● 課題 1: 子会社株式を追加取得したときの差額が、のれんではなく資本剰余金として処理されるのはなぜですか。提示された文章に書かれている理由を、一から三文で説明してください。
● 課題 2: 提示された文章のうち、「28 子会社株式を追加取得し」から「ならないものと考えられます。」までの部分を一字も変えずに再掲してください。

━━━ 提示された文章

連結子会社に対する追加取得の処理

2017年04月10日 更新

■ ご質問

過年度に支配を獲得している連結子会社(持分比率60%)に対して、当連結会計年度に株式の追加取得(持分比率20%)を行っています。その差額の処理は、支配獲得時と同様にのれんとしての処理は認められないのですか。

■ 回 答

イ.子会社株式の追加取得によって増加した親会社持分の計算は、従来と同様ですが、差額の取扱いが、平成25年の連結財務諸表に関する会計基準の改正で「のれん」から「資本剰余金」に変更になっております。この取り扱いは平成27年4月1日以後開始する連結会計年度の期首からの適用となっております。

* 連結財務諸表に関する会計基準
(子会社株式の追加取得及び一部売却等)
28 子会社株式を追加取得した場合には、追加取得した株式に対応する持分を非支配株主持分から減額し、追加取得により増加した親会社の持分を追加投資額と相殺消去する。追加取得持分と追加投資額との間に生じた差額は、資本剰余金とする。

なお、資本剰余金が負の値となる場合には、連結会計年度末において資本剰余金はゼロとし、残額は利益剰余金から減額することになっております。

ロ.これは、連結の考え方が、親会社説を踏襲しつつも、IFRSへのコンバージョンの一貫から「経済的単一体説」の考え方による方法を取り入れたことにより、親会社株主と非支配株主との取引は、外部者との取引から、企業集団内の株主内部の取引ととらえられたことによるものとされております。

ハ.したがって、追加取得時の持分変動の差額の処理は、今後はのれんではなく、資本剰余金にしなければならないものと考えられます。
(追加取得時の仕訳)
    非支配株主持分  ××   子会社株式  ××
    資本剰余金    ××

      なお、支配獲得時にのれんが計上され、その後の事業の移転などにより追加的にのれんが計上される場合としては、連結財務諸表における資本連結手続に関する実務指針第40項が定められております。

━━━━━━
━━━ 所与のデータ

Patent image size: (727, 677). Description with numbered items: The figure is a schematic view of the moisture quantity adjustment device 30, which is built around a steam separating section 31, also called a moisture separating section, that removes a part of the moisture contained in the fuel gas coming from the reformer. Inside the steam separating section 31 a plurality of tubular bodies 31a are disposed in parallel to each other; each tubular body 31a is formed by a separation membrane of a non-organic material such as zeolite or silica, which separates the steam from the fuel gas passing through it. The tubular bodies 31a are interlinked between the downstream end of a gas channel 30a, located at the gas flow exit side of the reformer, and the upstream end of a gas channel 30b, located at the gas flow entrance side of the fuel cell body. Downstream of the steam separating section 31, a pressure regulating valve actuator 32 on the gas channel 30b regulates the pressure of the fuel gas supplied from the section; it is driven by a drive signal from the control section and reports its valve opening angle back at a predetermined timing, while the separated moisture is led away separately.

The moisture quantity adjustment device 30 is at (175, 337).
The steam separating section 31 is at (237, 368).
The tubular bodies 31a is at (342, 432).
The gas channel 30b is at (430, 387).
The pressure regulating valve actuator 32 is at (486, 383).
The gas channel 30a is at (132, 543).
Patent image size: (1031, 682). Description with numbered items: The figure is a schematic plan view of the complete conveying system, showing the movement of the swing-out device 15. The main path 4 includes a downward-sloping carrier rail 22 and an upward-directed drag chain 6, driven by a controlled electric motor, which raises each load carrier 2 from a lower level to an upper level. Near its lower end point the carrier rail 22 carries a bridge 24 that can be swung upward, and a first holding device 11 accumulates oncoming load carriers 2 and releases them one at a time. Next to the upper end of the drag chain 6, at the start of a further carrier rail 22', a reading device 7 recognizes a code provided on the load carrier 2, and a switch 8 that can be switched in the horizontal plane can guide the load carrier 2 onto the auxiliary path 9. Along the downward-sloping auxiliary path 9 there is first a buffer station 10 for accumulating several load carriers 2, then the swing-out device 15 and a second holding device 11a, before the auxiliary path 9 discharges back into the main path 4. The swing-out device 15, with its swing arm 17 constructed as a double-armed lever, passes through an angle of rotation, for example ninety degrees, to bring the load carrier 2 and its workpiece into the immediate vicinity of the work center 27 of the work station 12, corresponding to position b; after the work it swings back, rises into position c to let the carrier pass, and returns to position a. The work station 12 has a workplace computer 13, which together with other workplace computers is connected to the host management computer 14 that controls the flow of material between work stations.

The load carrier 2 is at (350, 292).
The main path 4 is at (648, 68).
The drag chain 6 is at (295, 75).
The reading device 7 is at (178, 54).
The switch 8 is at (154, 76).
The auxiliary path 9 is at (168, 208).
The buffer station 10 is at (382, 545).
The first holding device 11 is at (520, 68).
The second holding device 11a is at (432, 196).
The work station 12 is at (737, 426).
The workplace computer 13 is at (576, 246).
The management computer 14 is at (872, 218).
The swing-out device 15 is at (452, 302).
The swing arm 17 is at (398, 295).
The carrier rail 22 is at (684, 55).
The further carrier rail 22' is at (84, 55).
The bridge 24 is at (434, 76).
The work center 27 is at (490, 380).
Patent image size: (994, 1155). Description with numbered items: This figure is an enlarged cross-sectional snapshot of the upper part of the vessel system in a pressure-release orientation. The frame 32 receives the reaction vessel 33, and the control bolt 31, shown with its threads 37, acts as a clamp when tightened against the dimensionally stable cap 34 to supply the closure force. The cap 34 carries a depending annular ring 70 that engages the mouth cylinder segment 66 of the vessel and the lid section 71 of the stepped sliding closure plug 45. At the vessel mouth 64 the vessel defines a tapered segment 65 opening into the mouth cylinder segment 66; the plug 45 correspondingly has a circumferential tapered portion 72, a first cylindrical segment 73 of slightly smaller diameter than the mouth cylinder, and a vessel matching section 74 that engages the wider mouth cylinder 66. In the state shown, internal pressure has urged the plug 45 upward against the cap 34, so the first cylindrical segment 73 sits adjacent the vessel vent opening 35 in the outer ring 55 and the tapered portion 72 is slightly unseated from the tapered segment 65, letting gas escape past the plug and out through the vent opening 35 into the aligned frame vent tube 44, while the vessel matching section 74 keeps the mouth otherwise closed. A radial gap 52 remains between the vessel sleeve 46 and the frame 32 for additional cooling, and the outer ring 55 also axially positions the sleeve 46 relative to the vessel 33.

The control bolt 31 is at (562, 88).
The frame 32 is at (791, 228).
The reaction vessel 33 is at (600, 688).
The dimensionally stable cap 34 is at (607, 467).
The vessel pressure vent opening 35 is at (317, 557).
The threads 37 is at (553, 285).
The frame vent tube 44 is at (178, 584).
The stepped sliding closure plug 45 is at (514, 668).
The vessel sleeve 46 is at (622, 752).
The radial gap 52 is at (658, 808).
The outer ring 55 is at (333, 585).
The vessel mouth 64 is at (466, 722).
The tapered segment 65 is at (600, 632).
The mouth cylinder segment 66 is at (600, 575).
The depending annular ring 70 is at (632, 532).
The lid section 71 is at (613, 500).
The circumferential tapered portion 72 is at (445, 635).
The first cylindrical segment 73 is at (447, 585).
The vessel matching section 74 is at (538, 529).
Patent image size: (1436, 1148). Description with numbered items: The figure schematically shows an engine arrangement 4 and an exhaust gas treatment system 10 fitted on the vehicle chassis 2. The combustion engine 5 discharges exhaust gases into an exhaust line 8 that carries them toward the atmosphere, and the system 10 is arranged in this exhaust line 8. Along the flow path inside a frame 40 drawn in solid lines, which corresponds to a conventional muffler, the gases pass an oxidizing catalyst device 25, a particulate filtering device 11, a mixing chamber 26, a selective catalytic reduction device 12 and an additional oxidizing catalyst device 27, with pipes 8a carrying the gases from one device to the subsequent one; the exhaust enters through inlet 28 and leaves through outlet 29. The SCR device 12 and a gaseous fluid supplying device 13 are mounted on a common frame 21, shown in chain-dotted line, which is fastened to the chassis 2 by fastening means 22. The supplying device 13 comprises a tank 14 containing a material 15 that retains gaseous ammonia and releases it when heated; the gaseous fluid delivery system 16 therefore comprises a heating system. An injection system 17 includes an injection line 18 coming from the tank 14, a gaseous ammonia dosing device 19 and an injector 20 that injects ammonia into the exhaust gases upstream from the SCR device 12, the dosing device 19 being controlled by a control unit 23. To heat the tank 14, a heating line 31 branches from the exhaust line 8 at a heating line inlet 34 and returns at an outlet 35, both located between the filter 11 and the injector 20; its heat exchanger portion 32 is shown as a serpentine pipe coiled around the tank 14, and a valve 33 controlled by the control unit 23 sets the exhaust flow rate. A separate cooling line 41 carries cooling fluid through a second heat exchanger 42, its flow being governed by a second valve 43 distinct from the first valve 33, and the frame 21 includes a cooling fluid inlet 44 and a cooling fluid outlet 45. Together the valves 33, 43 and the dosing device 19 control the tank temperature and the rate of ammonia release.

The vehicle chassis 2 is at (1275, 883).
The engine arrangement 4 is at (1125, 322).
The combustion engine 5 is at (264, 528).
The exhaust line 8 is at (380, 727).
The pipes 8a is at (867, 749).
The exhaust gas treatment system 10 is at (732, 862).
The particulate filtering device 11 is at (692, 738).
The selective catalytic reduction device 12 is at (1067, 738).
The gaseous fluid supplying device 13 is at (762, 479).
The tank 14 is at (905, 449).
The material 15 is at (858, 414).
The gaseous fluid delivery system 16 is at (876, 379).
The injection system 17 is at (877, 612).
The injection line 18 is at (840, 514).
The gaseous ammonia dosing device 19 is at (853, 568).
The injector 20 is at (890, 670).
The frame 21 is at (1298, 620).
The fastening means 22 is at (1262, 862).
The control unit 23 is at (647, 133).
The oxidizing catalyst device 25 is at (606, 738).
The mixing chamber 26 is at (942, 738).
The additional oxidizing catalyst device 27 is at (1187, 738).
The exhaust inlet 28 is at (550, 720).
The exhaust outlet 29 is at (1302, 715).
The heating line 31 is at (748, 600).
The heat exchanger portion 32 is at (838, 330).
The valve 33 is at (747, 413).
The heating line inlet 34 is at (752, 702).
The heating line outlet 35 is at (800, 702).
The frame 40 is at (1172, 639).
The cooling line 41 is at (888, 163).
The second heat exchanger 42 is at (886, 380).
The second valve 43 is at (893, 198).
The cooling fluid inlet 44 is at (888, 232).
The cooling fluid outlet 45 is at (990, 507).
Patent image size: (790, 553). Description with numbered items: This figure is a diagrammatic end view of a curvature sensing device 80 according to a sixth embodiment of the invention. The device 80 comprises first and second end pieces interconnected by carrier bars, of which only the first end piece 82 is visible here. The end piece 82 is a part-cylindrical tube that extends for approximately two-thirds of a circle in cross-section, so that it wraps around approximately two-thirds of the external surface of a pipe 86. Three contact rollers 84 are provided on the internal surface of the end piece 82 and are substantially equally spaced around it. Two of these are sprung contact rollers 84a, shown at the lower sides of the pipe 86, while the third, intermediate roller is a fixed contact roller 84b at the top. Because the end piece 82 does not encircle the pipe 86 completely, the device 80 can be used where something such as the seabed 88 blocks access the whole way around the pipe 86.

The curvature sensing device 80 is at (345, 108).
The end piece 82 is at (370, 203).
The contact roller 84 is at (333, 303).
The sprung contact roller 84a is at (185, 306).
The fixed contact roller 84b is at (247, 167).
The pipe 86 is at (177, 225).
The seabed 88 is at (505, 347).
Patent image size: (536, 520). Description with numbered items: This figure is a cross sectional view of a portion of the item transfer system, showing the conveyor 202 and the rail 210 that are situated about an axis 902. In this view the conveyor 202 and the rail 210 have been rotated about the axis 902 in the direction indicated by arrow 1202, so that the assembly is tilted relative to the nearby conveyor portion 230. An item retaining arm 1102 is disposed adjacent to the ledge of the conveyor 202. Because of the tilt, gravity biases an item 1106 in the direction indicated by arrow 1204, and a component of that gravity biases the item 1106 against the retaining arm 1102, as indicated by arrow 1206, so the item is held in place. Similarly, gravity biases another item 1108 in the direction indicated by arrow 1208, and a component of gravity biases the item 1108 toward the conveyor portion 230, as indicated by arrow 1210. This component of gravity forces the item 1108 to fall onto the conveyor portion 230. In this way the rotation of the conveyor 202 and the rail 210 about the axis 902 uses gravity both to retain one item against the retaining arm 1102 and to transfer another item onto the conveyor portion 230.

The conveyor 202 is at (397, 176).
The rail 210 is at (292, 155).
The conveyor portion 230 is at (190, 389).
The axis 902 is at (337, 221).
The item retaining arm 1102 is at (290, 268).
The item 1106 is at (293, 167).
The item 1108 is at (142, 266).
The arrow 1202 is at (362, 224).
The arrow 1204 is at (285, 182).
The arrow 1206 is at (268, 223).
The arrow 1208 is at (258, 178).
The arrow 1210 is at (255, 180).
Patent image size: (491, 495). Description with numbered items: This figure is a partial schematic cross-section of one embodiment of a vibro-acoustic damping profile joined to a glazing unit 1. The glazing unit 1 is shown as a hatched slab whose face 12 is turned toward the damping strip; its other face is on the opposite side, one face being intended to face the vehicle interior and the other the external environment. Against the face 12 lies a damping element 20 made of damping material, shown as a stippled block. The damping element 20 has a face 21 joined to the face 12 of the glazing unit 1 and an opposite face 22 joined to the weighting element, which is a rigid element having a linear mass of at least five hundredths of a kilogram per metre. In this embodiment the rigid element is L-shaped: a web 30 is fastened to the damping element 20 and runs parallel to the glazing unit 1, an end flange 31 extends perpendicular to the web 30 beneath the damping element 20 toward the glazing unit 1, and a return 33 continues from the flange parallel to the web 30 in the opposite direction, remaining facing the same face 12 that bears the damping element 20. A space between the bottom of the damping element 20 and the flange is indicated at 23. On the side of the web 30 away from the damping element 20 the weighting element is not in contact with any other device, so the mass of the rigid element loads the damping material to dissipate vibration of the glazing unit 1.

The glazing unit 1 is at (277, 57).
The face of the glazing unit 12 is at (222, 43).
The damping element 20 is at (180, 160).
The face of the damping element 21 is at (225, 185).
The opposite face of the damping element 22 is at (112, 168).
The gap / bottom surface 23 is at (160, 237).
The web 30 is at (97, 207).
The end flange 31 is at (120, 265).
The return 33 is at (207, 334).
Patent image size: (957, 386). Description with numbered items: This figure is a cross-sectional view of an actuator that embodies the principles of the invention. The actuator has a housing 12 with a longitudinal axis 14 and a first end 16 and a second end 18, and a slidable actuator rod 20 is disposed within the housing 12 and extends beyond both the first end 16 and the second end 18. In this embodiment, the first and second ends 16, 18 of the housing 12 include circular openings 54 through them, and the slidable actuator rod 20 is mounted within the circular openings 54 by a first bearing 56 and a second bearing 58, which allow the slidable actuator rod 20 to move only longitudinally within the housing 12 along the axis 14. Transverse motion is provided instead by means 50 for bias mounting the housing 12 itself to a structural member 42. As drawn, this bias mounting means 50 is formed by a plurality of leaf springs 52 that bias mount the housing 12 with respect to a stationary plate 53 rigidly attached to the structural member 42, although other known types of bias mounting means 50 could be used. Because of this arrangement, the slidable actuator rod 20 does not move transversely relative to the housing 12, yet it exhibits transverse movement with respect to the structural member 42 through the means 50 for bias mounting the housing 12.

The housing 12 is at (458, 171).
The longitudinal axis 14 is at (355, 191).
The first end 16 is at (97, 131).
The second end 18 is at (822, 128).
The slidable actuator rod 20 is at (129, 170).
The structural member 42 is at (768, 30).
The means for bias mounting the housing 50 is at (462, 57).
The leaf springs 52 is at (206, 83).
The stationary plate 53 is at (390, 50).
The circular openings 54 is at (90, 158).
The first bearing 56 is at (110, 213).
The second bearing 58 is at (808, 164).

━━━━━━

● 解答 1: 連結の考え方が、親会社説を踏襲しつつ、IFRSへのコンバージョンに向けて経済的単一体説の考え方を取り入れたためです。その結果、親会社株主と非支配株主との取引は、外部者との取引ではなく、企業集団内の株主内部の取引ととらえられるようになりました。

● 解答 2:
28 子会社株式を追加取得した場合には、追加取得した株式に対応する持分を非支配株主持分から減額し、追加取得により増加した親会社の持分を追加投資額と相殺消去する。追加取得持分と追加投資額との間に生じた差額は、資本剰余金とする。

なお、資本剰余金が負の値となる場合には、連結会計年度末において資本剰余金はゼロとし、残額は利益剰余金から減額することになっております。

ロ.これは、連結の考え方が、親会社説を踏襲しつつも、IFRSへのコンバージョンの一貫から「経済的単一体説」の考え方による方法を取り入れたことにより、親会社株主と非支配株主との取引は、外部者との取引から、企業集団内の株主内部の取引ととらえられたことによるものとされております。

ハ.したがって、追加取得時の持分変動の差額の処理は、今後はのれんではなく、資本剰余金にしなければならないものと考えられます。